▸ LIST OF TASKS
- A) In the passage on homeowners and property price negotiation, rewrite the section from "Nearly a third of" to "house they wanted.", putting "buyers" wherever "homeowners" appears.
- B) According to the passage on homeowners and property price negotiation, what percentage of British homeowners did not negotiate at all on the price of their current property?

▸ SELECTION
........
Nearly a third of homeowners fail to negotiate on property prices
Brits are at risk of paying over the odds on their house purchases, as new research from Barclays Mortgages reveals that nearly a third (30 per cent) of British homeowners did not negotiate at all on the price of their current property.
A huge stumbling block for many is a simple lack of knowledge, with over one in five Brits (22 per cent) confessing they just don’t know how to negotiate.
Research reveals homeowners aged 25 to 34 experience the most anxiety or stress when negotiating, compared to those aged 65+ who are much more comfortable with the process and therefore find it the least stressful.
The anxiety holding back those aged 25 to 34 comes at a cost, as more than a third (35 per cent) of homeowners in this age group say they had to spend more of their savings to afford the house they wanted.
Other fears holding Brits back from haggling down the price of a property include:
- Fear of losing the property (17 per cent)
- Fatigue at the process of buying and just wanting it over (10 per cent)
- Finding negotiating embarrassing (8 per cent)
- Finding negotiating intimidating or scary (8 per cent)
- Not wanting to upset the seller (7 per cent)
Rob Smith, Head of Behavioural Science at Barclays said:
“Our research has found that a considerable number of Brits lack the skills or confidence needed to negotiate successfully on the price of their home.
We are more likely to negotiate on a used car than we are on a property, highlighting the unique emotional nature of one of the biggest purchases people make in their lifetime
Understandably the process can feel daunting, particularly if you fear losing out on your dream home, but a successful negotiation can result in extra money to bolster your family finances or invest back into your home.”
Moving on up the property ladder
Learning from this costly experience, over half (52 per cent) of all homeowners vow to negotiate more on their next home so as to not miss out on those crucial savings.
........
▸ PROVIDED RECORDS
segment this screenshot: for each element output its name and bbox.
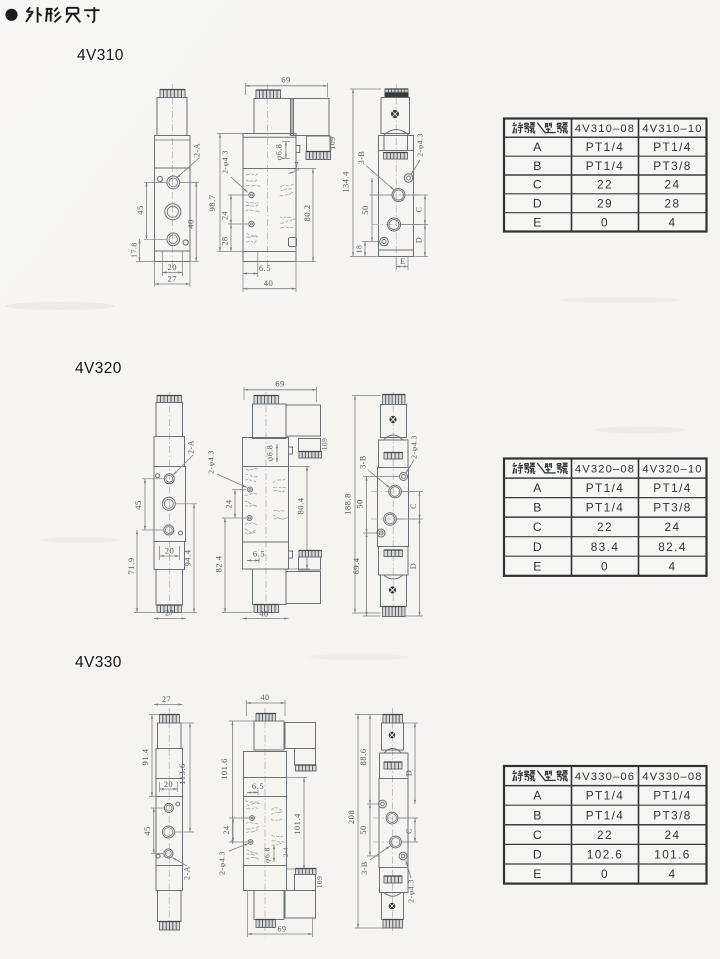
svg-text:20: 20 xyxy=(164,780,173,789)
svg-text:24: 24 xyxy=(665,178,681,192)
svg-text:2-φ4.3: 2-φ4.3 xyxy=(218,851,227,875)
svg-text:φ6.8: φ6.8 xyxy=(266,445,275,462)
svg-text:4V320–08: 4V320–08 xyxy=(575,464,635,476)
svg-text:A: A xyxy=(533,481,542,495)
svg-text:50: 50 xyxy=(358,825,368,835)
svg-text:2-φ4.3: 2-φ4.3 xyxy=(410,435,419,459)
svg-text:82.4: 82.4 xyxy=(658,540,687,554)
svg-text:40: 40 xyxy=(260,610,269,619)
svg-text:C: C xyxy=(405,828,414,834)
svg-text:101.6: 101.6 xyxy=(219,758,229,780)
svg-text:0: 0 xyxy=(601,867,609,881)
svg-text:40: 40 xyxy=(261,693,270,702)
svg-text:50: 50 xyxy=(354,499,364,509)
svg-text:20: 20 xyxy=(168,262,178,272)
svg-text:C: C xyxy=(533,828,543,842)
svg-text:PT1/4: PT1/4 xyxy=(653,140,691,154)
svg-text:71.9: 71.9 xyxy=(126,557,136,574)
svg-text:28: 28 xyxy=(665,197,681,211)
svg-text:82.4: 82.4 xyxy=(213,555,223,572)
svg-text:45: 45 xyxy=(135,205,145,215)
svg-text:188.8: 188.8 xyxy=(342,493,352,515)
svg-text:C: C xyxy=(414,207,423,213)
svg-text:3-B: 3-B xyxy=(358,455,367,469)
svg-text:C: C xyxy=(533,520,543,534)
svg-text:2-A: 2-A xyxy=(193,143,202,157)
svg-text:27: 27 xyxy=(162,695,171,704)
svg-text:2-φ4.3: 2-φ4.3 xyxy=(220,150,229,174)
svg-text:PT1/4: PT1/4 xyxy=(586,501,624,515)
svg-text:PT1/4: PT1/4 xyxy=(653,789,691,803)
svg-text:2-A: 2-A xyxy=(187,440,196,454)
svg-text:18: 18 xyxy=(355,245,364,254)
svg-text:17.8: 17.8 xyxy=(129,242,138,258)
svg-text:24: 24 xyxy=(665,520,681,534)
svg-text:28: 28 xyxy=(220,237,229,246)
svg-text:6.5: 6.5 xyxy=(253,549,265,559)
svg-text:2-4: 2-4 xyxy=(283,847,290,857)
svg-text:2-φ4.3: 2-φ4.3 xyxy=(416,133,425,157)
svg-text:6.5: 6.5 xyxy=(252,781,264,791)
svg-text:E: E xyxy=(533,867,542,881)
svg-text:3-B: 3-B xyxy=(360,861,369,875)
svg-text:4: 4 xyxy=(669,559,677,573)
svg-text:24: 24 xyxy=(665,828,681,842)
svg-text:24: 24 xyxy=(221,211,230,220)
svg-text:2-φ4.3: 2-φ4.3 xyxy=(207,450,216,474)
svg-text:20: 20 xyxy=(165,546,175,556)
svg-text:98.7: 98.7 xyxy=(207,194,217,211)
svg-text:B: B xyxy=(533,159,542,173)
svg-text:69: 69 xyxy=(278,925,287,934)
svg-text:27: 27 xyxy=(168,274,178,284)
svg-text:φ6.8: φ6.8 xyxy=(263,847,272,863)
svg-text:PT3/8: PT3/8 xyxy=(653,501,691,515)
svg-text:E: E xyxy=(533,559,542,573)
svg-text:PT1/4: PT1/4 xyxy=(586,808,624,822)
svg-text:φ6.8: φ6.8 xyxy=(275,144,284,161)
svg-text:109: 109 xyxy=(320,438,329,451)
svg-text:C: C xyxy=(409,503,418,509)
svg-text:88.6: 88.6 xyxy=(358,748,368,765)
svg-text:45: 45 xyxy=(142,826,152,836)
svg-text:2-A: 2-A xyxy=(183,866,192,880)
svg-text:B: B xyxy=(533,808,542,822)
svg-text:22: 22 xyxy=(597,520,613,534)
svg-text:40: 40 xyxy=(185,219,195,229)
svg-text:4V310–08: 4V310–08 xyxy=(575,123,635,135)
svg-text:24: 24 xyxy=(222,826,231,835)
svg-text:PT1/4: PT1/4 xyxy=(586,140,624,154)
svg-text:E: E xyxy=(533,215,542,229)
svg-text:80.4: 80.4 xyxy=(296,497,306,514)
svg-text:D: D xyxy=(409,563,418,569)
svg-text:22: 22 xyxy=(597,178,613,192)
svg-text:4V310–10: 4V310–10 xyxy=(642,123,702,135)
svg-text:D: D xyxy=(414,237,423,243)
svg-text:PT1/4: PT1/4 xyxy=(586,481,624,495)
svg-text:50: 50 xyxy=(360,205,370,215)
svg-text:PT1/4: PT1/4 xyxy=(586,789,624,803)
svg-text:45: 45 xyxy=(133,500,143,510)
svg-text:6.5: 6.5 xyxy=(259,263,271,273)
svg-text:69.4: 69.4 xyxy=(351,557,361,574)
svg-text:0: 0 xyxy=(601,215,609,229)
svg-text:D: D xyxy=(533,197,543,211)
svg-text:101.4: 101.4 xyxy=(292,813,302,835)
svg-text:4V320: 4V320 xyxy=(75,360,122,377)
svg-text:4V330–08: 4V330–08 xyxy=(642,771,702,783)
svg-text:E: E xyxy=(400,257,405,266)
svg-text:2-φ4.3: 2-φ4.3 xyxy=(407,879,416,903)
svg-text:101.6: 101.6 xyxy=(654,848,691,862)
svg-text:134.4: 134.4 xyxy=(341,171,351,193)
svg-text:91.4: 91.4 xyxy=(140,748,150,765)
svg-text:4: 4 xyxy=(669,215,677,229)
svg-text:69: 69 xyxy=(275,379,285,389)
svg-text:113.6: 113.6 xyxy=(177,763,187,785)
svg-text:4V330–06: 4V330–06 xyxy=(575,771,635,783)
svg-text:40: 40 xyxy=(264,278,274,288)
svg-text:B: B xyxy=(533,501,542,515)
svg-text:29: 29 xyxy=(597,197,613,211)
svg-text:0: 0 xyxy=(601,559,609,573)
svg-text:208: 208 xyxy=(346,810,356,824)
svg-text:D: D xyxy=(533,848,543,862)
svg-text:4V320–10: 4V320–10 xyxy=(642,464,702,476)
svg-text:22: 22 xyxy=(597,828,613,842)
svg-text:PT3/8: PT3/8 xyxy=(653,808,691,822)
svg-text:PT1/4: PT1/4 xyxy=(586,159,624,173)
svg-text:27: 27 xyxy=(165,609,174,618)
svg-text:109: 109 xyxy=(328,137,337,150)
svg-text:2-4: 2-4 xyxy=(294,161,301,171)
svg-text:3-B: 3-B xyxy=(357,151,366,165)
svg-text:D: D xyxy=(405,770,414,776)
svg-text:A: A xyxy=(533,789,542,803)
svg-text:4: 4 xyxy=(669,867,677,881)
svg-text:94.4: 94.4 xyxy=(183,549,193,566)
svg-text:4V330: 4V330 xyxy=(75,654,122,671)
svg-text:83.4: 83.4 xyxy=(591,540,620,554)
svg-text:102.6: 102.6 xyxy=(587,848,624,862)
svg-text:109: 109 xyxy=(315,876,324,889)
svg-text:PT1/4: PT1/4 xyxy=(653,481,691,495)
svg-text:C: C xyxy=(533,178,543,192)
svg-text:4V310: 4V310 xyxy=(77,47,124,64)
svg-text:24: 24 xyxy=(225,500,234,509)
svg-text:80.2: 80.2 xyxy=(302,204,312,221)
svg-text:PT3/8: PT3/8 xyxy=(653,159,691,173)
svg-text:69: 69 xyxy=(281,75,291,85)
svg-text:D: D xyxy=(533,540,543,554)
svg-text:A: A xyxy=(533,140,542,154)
........
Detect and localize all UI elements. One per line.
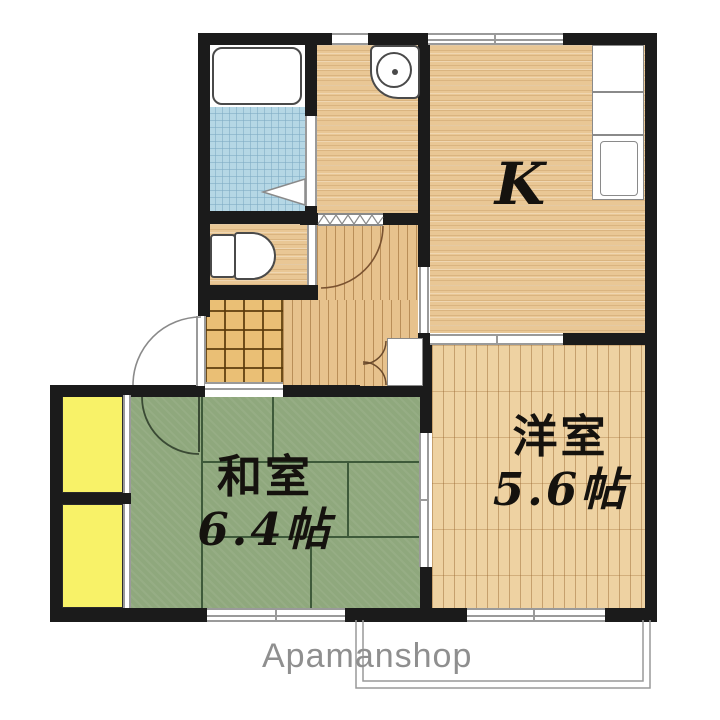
........
▸ RESULTS
- A)
Nearly a third of buyers fail to negotiate on property prices
Brits are at risk of paying over the odds on their house purchases, as new research from Barclays Mortgages reveals that nearly a third (30 per cent) of British buyers did not negotiate at all on the price of their current property.
A huge stumbling block for many is a simple lack of knowledge, with over one in five Brits (22 per cent) confessing they just don’t know how to negotiate.
Research reveals buyers aged 25 to 34 experience the most anxiety or stress when negotiating, compared to those aged 65+ who are much more comfortable with the process and therefore find it the least stressful.
The anxiety holding back those aged 25 to 34 comes at a cost, as more than a third (35 per cent) of buyers in this age group say they had to spend more of their savings to afford the house they wanted.

- B) 30 per cent, nearly a third.